(Chart and figure data)
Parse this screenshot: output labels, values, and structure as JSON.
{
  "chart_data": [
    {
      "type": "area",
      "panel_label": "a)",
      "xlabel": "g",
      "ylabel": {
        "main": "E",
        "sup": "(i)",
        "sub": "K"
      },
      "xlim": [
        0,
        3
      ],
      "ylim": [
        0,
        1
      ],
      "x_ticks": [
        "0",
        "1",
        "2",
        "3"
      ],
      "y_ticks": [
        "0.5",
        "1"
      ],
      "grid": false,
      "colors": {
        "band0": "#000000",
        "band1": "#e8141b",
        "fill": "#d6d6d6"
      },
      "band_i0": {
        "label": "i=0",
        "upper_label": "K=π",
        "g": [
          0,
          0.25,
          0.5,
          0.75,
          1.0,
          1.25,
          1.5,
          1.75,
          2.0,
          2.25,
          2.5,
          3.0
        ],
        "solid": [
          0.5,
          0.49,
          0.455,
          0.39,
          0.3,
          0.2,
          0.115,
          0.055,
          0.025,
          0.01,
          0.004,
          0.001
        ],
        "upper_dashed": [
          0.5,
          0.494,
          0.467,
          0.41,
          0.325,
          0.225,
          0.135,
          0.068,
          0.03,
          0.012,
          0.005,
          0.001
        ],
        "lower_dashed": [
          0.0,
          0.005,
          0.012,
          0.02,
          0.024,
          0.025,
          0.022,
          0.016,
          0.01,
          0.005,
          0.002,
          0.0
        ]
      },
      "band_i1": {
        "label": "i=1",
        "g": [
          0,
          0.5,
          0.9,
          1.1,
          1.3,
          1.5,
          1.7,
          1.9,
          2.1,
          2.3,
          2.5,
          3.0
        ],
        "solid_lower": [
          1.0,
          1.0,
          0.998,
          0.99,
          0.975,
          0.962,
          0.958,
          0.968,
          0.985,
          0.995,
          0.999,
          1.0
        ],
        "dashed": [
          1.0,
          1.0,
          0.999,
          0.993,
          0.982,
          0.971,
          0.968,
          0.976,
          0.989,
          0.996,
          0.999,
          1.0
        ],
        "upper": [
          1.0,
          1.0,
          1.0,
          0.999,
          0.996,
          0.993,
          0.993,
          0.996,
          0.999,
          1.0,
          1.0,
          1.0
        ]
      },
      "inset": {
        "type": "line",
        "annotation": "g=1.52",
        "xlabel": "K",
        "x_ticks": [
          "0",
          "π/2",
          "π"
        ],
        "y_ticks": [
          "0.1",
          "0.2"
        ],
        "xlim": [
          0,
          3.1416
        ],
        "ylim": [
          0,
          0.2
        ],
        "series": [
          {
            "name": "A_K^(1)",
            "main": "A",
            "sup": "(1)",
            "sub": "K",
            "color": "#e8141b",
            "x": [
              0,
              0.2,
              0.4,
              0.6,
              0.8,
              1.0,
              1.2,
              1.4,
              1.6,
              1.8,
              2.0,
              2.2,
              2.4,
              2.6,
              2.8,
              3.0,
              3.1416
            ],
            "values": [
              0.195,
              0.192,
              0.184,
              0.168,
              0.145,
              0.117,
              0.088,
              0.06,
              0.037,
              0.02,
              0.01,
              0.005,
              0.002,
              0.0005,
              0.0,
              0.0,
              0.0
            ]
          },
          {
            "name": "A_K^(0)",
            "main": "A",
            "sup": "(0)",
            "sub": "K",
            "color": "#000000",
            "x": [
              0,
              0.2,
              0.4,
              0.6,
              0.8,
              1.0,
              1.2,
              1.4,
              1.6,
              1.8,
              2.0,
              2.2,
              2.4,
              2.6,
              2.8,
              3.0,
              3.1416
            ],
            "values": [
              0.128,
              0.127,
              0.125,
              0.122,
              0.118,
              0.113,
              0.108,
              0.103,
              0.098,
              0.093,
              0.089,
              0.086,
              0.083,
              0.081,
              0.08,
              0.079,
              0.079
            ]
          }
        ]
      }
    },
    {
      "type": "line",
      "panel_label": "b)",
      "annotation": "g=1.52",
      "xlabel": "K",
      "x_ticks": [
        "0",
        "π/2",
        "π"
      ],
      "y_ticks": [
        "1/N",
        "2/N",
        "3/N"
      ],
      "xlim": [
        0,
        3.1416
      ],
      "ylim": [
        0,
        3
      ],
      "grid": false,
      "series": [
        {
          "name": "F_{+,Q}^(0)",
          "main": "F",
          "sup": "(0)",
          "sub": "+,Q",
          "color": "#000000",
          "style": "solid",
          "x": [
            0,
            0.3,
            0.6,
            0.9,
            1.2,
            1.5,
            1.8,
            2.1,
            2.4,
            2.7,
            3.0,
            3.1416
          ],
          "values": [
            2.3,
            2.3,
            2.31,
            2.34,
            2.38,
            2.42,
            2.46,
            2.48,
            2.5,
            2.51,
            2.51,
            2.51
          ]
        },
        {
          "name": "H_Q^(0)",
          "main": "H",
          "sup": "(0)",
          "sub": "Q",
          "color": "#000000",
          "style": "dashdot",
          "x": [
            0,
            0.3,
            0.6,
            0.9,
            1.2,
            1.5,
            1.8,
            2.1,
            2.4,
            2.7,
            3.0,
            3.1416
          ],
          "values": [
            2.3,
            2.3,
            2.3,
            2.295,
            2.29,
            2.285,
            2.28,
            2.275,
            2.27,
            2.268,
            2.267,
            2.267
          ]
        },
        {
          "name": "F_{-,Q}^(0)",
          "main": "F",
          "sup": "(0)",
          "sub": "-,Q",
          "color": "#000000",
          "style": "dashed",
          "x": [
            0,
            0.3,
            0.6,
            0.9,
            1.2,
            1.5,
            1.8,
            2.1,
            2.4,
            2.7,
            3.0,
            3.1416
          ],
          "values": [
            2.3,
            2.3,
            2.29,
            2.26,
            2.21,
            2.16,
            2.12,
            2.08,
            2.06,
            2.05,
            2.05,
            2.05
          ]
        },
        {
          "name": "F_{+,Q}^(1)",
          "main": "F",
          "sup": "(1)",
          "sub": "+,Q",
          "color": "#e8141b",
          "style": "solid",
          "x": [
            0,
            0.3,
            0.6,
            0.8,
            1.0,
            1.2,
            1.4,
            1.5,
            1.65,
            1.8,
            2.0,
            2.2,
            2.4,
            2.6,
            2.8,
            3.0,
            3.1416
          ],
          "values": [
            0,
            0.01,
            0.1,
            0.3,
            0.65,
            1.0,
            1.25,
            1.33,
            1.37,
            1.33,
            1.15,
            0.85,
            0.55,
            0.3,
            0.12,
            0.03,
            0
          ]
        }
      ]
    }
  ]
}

Short task:
Your task is to reproduce all of the records exactly.

The reply:
Parse this screenshot: output labels, values, and structure as JSON.
{
  "chart_data": [
    {
      "type": "area",
      "panel_label": "a)",
      "xlabel": "g",
      "ylabel": {
        "main": "E",
        "sup": "(i)",
        "sub": "K"
      },
      "xlim": [
        0,
        3
      ],
      "ylim": [
        0,
        1
      ],
      "x_ticks": [
        "0",
        "1",
        "2",
        "3"
      ],
      "y_ticks": [
        "0.5",
        "1"
      ],
      "grid": false,
      "colors": {
        "band0": "#000000",
        "band1": "#e8141b",
        "fill": "#d6d6d6"
      },
      "band_i0": {
        "label": "i=0",
        "upper_label": "K=π",
        "g": [
          0,
          0.25,
          0.5,
          0.75,
          1.0,
          1.25,
          1.5,
          1.75,
          2.0,
          2.25,
          2.5,
          3.0
        ],
        "solid": [
          0.5,
          0.49,
          0.455,
          0.39,
          0.3,
          0.2,
          0.115,
          0.055,
          0.025,
          0.01,
          0.004,
          0.001
        ],
        "upper_dashed": [
          0.5,
          0.494,
          0.467,
          0.41,
          0.325,
          0.225,
          0.135,
          0.068,
          0.03,
          0.012,
          0.005,
          0.001
        ],
        "lower_dashed": [
          0.0,
          0.005,
          0.012,
          0.02,
          0.024,
          0.025,
          0.022,
          0.016,
          0.01,
          0.005,
          0.002,
          0.0
        ]
      },
      "band_i1": {
        "label": "i=1",
        "g": [
          0,
          0.5,
          0.9,
          1.1,
          1.3,
          1.5,
          1.7,
          1.9,
          2.1,
          2.3,
          2.5,
          3.0
        ],
        "solid_lower": [
          1.0,
          1.0,
          0.998,
          0.99,
          0.975,
          0.962,
          0.958,
          0.968,
          0.985,
          0.995,
          0.999,
          1.0
        ],
        "dashed": [
          1.0,
          1.0,
          0.999,
          0.993,
          0.982,
          0.971,
          0.968,
          0.976,
          0.989,
          0.996,
          0.999,
          1.0
        ],
        "upper": [
          1.0,
          1.0,
          1.0,
          0.999,
          0.996,
          0.993,
          0.993,
          0.996,
          0.999,
          1.0,
          1.0,
          1.0
        ]
      },
      "inset": {
        "type": "line",
        "annotation": "g=1.52",
        "xlabel": "K",
        "x_ticks": [
          "0",
          "π/2",
          "π"
        ],
        "y_ticks": [
          "0.1",
          "0.2"
        ],
        "xlim": [
          0,
          3.1416
        ],
        "ylim": [
          0,
          0.2
        ],
        "series": [
          {
            "name": "A_K^(1)",
            "main": "A",
            "sup": "(1)",
            "sub": "K",
            "color": "#e8141b",
            "x": [
              0,
              0.2,
              0.4,
              0.6,
              0.8,
              1.0,
              1.2,
              1.4,
              1.6,
              1.8,
              2.0,
              2.2,
              2.4,
              2.6,
              2.8,
              3.0,
              3.1416
            ],
            "values": [
              0.195,
              0.192,
              0.184,
              0.168,
              0.145,
              0.117,
              0.088,
              0.06,
              0.037,
              0.02,
              0.01,
              0.005,
              0.002,
              0.0005,
              0.0,
              0.0,
              0.0
            ]
          },
          {
            "name": "A_K^(0)",
            "main": "A",
            "sup": "(0)",
            "sub": "K",
            "color": "#000000",
            "x": [
              0,
              0.2,
              0.4,
              0.6,
              0.8,
              1.0,
              1.2,
              1.4,
              1.6,
              1.8,
              2.0,
              2.2,
              2.4,
              2.6,
              2.8,
              3.0,
              3.1416
            ],
            "values": [
              0.128,
              0.127,
              0.125,
              0.122,
              0.118,
              0.113,
              0.108,
              0.103,
              0.098,
              0.093,
              0.089,
              0.086,
              0.083,
              0.081,
              0.08,
              0.079,
              0.079
            ]
          }
        ]
      }
    },
    {
      "type": "line",
      "panel_label": "b)",
      "annotation": "g=1.52",
      "xlabel": "K",
      "x_ticks": [
        "0",
        "π/2",
        "π"
      ],
      "y_ticks": [
        "1/N",
        "2/N",
        "3/N"
      ],
      "xlim": [
        0,
        3.1416
      ],
      "ylim": [
        0,
        3
      ],
      "grid": false,
      "series": [
        {
          "name": "F_{+,Q}^(0)",
          "main": "F",
          "sup": "(0)",
          "sub": "+,Q",
          "color": "#000000",
          "style": "solid",
          "x": [
            0,
            0.3,
            0.6,
            0.9,
            1.2,
            1.5,
            1.8,
            2.1,
            2.4,
            2.7,
            3.0,
            3.1416
          ],
          "values": [
            2.3,
            2.3,
            2.31,
            2.34,
            2.38,
            2.42,
            2.46,
            2.48,
            2.5,
            2.51,
            2.51,
            2.51
          ]
        },
        {
          "name": "H_Q^(0)",
          "main": "H",
          "sup": "(0)",
          "sub": "Q",
          "color": "#000000",
          "style": "dashdot",
          "x": [
            0,
            0.3,
            0.6,
            0.9,
            1.2,
            1.5,
            1.8,
            2.1,
            2.4,
            2.7,
            3.0,
            3.1416
          ],
          "values": [
            2.3,
            2.3,
            2.3,
            2.295,
            2.29,
            2.285,
            2.28,
            2.275,
            2.27,
            2.268,
            2.267,
            2.267
          ]
        },
        {
          "name": "F_{-,Q}^(0)",
          "main": "F",
          "sup": "(0)",
          "sub": "-,Q",
          "color": "#000000",
          "style": "dashed",
          "x": [
            0,
            0.3,
            0.6,
            0.9,
            1.2,
            1.5,
            1.8,
            2.1,
            2.4,
            2.7,
            3.0,
            3.1416
          ],
          "values": [
            2.3,
            2.3,
            2.29,
            2.26,
            2.21,
            2.16,
            2.12,
            2.08,
            2.06,
            2.05,
            2.05,
            2.05
          ]
        },
        {
          "name": "F_{+,Q}^(1)",
          "main": "F",
          "sup": "(1)",
          "sub": "+,Q",
          "color": "#e8141b",
          "style": "solid",
          "x": [
            0,
            0.3,
            0.6,
            0.8,
            1.0,
            1.2,
            1.4,
            1.5,
            1.65,
            1.8,
            2.0,
            2.2,
            2.4,
            2.6,
            2.8,
            3.0,
            3.1416
          ],
          "values": [
            0,
            0.01,
            0.1,
            0.3,
            0.65,
            1.0,
            1.25,
            1.33,
            1.37,
            1.33,
            1.15,
            0.85,
            0.55,
            0.3,
            0.12,
            0.03,
            0
          ]
        }
      ]
    }
  ]
}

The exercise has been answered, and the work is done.